◆ **SHORT TASK**: Bring together all lines of the material below that contain the string "settings".

◇ ◇ ◇

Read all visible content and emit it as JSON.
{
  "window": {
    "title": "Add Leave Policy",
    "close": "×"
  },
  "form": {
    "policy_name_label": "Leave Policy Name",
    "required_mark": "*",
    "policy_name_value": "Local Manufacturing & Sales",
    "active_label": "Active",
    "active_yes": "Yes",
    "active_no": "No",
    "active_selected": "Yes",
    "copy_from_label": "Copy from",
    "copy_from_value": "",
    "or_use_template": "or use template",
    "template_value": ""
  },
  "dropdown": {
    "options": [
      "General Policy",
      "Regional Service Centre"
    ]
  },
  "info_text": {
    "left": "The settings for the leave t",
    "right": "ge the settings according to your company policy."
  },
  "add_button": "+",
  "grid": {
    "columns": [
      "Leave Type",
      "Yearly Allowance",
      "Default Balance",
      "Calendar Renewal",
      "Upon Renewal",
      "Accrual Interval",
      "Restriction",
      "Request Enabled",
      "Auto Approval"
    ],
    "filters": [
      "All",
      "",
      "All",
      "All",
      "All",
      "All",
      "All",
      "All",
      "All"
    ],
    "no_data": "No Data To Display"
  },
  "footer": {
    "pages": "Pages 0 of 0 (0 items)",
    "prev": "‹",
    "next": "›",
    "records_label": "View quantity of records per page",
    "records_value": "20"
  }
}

◇ ◇ ◇

◆ **RESULT OF THIS EXERCISE**:
    "left": "The settings for the leave t",
    "right": "ge the settings according to your company policy."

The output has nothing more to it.